§ **RECORDS**
• • •

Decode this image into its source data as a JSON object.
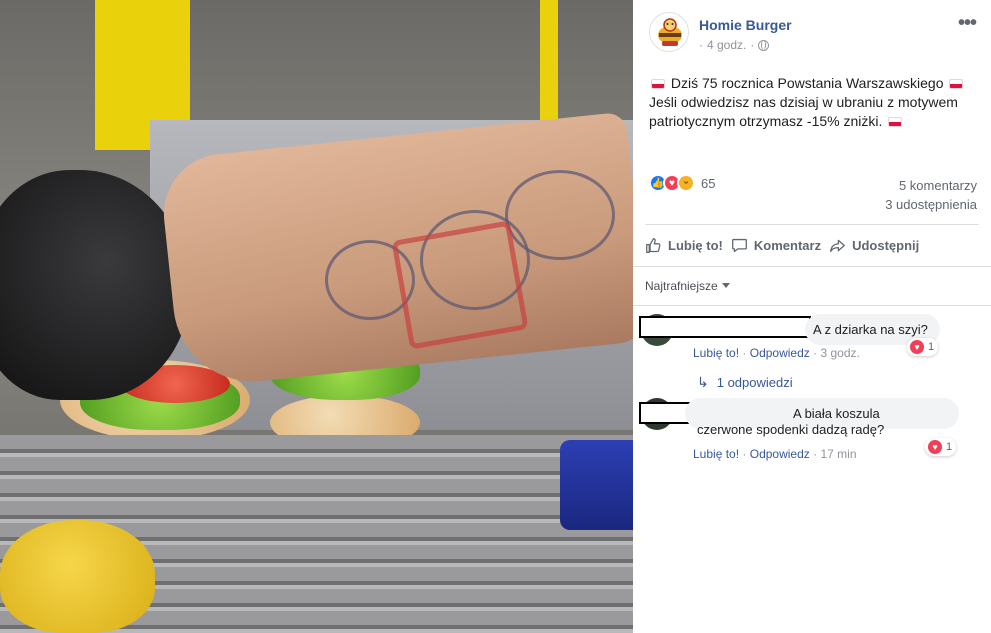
{
  "post": {
    "page_name": "Homie Burger",
    "time": "4 godz.",
    "text_line1": "Dziś 75 rocznica Powstania Warszawskiego",
    "text_line2": "Jeśli odwiedzisz nas dzisiaj w ubraniu z motywem patriotycznym otrzymasz -15% zniżki.",
    "reactions_count": "65",
    "comments_count": "5 komentarzy",
    "shares_count": "3 udostępnienia"
  },
  "actions": {
    "like": "Lubię to!",
    "comment": "Komentarz",
    "share": "Udostępnij"
  },
  "filter": {
    "label": "Najtrafniejsze"
  },
  "comments": [
    {
      "text": "A z dziarka na szyi?",
      "reaction_count": "1",
      "like_label": "Lubię to!",
      "reply_label": "Odpowiedz",
      "time": "3 godz.",
      "replies_label": "1 odpowiedzi"
    },
    {
      "text_line1": "A biała koszula",
      "text_line2": "czerwone spodenki dadzą radę?",
      "reaction_count": "1",
      "like_label": "Lubię to!",
      "reply_label": "Odpowiedz",
      "time": "17 min"
    }
  ],
  "icons": {
    "more": "more-horizontal-icon",
    "audience": "globe-icon",
    "like": "thumbs-up-icon",
    "comment": "speech-bubble-icon",
    "share": "share-arrow-icon"
  },
  "colors": {
    "link_blue": "#385898",
    "like_blue": "#1877f2",
    "love_red": "#f33e58",
    "haha_yellow": "#f7b125"
  }
}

• • •

§ **SET TASK**
Retype the listing exactly. Pictures do not belong in the copy.

§ **EXERCISE RESPONSE**
Decode this image into its source data as a JSON object.
{
  "post": {
    "page_name": "Homie Burger",
    "time": "4 godz.",
    "text_line1": "Dziś 75 rocznica Powstania Warszawskiego",
    "text_line2": "Jeśli odwiedzisz nas dzisiaj w ubraniu z motywem patriotycznym otrzymasz -15% zniżki.",
    "reactions_count": "65",
    "comments_count": "5 komentarzy",
    "shares_count": "3 udostępnienia"
  },
  "actions": {
    "like": "Lubię to!",
    "comment": "Komentarz",
    "share": "Udostępnij"
  },
  "filter": {
    "label": "Najtrafniejsze"
  },
  "comments": [
    {
      "text": "A z dziarka na szyi?",
      "reaction_count": "1",
      "like_label": "Lubię to!",
      "reply_label": "Odpowiedz",
      "time": "3 godz.",
      "replies_label": "1 odpowiedzi"
    },
    {
      "text_line1": "A biała koszula",
      "text_line2": "czerwone spodenki dadzą radę?",
      "reaction_count": "1",
      "like_label": "Lubię to!",
      "reply_label": "Odpowiedz",
      "time": "17 min"
    }
  ],
  "icons": {
    "more": "more-horizontal-icon",
    "audience": "globe-icon",
    "like": "thumbs-up-icon",
    "comment": "speech-bubble-icon",
    "share": "share-arrow-icon"
  },
  "colors": {
    "link_blue": "#385898",
    "like_blue": "#1877f2",
    "love_red": "#f33e58",
    "haha_yellow": "#f7b125"
  }
}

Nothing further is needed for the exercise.